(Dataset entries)
--- --- ---

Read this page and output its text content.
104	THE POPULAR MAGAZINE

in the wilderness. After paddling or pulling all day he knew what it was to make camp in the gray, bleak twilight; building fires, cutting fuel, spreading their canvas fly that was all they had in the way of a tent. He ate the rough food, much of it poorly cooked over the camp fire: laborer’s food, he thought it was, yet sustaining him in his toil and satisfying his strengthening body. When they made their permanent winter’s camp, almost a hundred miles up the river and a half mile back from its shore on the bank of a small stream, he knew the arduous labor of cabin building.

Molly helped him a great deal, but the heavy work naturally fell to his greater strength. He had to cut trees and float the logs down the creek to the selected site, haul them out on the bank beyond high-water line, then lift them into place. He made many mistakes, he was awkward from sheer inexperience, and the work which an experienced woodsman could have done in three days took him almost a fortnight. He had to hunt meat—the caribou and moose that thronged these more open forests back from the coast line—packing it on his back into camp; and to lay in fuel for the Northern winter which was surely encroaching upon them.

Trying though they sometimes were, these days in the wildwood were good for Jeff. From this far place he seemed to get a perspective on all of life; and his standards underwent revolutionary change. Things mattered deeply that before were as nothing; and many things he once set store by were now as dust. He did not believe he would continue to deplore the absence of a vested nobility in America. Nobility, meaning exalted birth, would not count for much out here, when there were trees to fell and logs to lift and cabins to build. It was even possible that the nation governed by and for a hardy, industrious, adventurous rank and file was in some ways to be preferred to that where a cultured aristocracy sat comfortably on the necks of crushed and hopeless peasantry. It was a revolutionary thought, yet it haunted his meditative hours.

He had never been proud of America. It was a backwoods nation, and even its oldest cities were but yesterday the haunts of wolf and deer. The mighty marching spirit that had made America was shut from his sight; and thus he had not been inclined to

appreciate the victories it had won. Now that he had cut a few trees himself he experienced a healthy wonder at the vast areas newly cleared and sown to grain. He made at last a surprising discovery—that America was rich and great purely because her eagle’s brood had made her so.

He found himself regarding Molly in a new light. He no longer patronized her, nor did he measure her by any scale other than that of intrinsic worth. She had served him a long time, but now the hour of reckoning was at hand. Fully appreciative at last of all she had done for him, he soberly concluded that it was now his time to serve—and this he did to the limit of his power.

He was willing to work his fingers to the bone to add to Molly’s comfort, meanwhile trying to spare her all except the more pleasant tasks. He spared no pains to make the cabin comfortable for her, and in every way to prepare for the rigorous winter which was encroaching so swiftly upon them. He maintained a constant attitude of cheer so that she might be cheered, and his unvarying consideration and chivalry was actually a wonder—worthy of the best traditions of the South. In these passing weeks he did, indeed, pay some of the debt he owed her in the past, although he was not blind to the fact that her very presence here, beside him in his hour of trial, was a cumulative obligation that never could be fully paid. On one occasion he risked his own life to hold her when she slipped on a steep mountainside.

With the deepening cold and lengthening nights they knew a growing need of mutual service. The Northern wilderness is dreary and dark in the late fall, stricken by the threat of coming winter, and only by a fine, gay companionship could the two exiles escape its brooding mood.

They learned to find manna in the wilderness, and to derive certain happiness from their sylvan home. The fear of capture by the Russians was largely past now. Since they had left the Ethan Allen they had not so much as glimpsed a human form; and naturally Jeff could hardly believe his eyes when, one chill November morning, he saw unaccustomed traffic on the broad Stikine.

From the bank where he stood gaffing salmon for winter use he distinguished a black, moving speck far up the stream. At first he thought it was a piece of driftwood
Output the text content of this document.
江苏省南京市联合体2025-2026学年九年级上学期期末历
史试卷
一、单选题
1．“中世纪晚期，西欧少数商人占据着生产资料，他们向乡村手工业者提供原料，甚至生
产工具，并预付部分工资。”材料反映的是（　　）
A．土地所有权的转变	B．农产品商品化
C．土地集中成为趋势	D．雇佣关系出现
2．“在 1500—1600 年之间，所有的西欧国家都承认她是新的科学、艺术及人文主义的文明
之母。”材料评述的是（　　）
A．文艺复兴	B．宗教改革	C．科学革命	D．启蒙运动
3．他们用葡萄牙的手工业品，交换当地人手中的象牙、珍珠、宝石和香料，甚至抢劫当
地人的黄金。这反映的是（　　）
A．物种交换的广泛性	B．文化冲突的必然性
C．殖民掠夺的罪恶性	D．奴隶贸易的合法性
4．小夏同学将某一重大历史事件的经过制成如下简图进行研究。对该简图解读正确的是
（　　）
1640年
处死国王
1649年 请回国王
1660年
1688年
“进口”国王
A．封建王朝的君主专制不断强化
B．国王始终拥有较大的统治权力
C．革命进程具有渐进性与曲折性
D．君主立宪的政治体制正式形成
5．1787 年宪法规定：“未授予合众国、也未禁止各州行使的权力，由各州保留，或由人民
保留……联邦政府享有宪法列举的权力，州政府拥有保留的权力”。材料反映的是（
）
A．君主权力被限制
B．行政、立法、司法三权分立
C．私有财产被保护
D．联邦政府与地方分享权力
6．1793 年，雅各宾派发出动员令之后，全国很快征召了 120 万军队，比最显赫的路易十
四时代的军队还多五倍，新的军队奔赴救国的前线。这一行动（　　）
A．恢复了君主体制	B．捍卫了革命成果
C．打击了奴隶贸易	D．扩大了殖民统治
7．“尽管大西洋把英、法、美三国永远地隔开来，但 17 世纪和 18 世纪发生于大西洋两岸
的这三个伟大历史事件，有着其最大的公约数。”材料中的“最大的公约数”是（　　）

--- --- ---

• [Task description]
Print all of the entries again, exactly as written.

• [Output for this task]
Read this page and output its text content.
104	THE POPULAR MAGAZINE

in the wilderness. After paddling or pulling all day he knew what it was to make camp in the gray, bleak twilight; building fires, cutting fuel, spreading their canvas fly that was all they had in the way of a tent. He ate the rough food, much of it poorly cooked over the camp fire: laborer’s food, he thought it was, yet sustaining him in his toil and satisfying his strengthening body. When they made their permanent winter’s camp, almost a hundred miles up the river and a half mile back from its shore on the bank of a small stream, he knew the arduous labor of cabin building.

Molly helped him a great deal, but the heavy work naturally fell to his greater strength. He had to cut trees and float the logs down the creek to the selected site, haul them out on the bank beyond high-water line, then lift them into place. He made many mistakes, he was awkward from sheer inexperience, and the work which an experienced woodsman could have done in three days took him almost a fortnight. He had to hunt meat—the caribou and moose that thronged these more open forests back from the coast line—packing it on his back into camp; and to lay in fuel for the Northern winter which was surely encroaching upon them.

Trying though they sometimes were, these days in the wildwood were good for Jeff. From this far place he seemed to get a perspective on all of life; and his standards underwent revolutionary change. Things mattered deeply that before were as nothing; and many things he once set store by were now as dust. He did not believe he would continue to deplore the absence of a vested nobility in America. Nobility, meaning exalted birth, would not count for much out here, when there were trees to fell and logs to lift and cabins to build. It was even possible that the nation governed by and for a hardy, industrious, adventurous rank and file was in some ways to be preferred to that where a cultured aristocracy sat comfortably on the necks of crushed and hopeless peasantry. It was a revolutionary thought, yet it haunted his meditative hours.

He had never been proud of America. It was a backwoods nation, and even its oldest cities were but yesterday the haunts of wolf and deer. The mighty marching spirit that had made America was shut from his sight; and thus he had not been inclined to

appreciate the victories it had won. Now that he had cut a few trees himself he experienced a healthy wonder at the vast areas newly cleared and sown to grain. He made at last a surprising discovery—that America was rich and great purely because her eagle’s brood had made her so.

He found himself regarding Molly in a new light. He no longer patronized her, nor did he measure her by any scale other than that of intrinsic worth. She had served him a long time, but now the hour of reckoning was at hand. Fully appreciative at last of all she had done for him, he soberly concluded that it was now his time to serve—and this he did to the limit of his power.

He was willing to work his fingers to the bone to add to Molly’s comfort, meanwhile trying to spare her all except the more pleasant tasks. He spared no pains to make the cabin comfortable for her, and in every way to prepare for the rigorous winter which was encroaching so swiftly upon them. He maintained a constant attitude of cheer so that she might be cheered, and his unvarying consideration and chivalry was actually a wonder—worthy of the best traditions of the South. In these passing weeks he did, indeed, pay some of the debt he owed her in the past, although he was not blind to the fact that her very presence here, beside him in his hour of trial, was a cumulative obligation that never could be fully paid. On one occasion he risked his own life to hold her when she slipped on a steep mountainside.

With the deepening cold and lengthening nights they knew a growing need of mutual service. The Northern wilderness is dreary and dark in the late fall, stricken by the threat of coming winter, and only by a fine, gay companionship could the two exiles escape its brooding mood.

They learned to find manna in the wilderness, and to derive certain happiness from their sylvan home. The fear of capture by the Russians was largely past now. Since they had left the Ethan Allen they had not so much as glimpsed a human form; and naturally Jeff could hardly believe his eyes when, one chill November morning, he saw unaccustomed traffic on the broad Stikine.

From the bank where he stood gaffing salmon for winter use he distinguished a black, moving speck far up the stream. At first he thought it was a piece of driftwood
Output the text content of this document.
江苏省南京市联合体2025-2026学年九年级上学期期末历
史试卷
一、单选题
1．“中世纪晚期，西欧少数商人占据着生产资料，他们向乡村手工业者提供原料，甚至生
产工具，并预付部分工资。”材料反映的是（　　）
A．土地所有权的转变	B．农产品商品化
C．土地集中成为趋势	D．雇佣关系出现
2．“在 1500—1600 年之间，所有的西欧国家都承认她是新的科学、艺术及人文主义的文明
之母。”材料评述的是（　　）
A．文艺复兴	B．宗教改革	C．科学革命	D．启蒙运动
3．他们用葡萄牙的手工业品，交换当地人手中的象牙、珍珠、宝石和香料，甚至抢劫当
地人的黄金。这反映的是（　　）
A．物种交换的广泛性	B．文化冲突的必然性
C．殖民掠夺的罪恶性	D．奴隶贸易的合法性
4．小夏同学将某一重大历史事件的经过制成如下简图进行研究。对该简图解读正确的是
（　　）
1640年
处死国王
1649年 请回国王
1660年
1688年
“进口”国王
A．封建王朝的君主专制不断强化
B．国王始终拥有较大的统治权力
C．革命进程具有渐进性与曲折性
D．君主立宪的政治体制正式形成
5．1787 年宪法规定：“未授予合众国、也未禁止各州行使的权力，由各州保留，或由人民
保留……联邦政府享有宪法列举的权力，州政府拥有保留的权力”。材料反映的是（
）
A．君主权力被限制
B．行政、立法、司法三权分立
C．私有财产被保护
D．联邦政府与地方分享权力
6．1793 年，雅各宾派发出动员令之后，全国很快征召了 120 万军队，比最显赫的路易十
四时代的军队还多五倍，新的军队奔赴救国的前线。这一行动（　　）
A．恢复了君主体制	B．捍卫了革命成果
C．打击了奴隶贸易	D．扩大了殖民统治
7．“尽管大西洋把英、法、美三国永远地隔开来，但 17 世纪和 18 世纪发生于大西洋两岸
的这三个伟大历史事件，有着其最大的公约数。”材料中的“最大的公约数”是（　　）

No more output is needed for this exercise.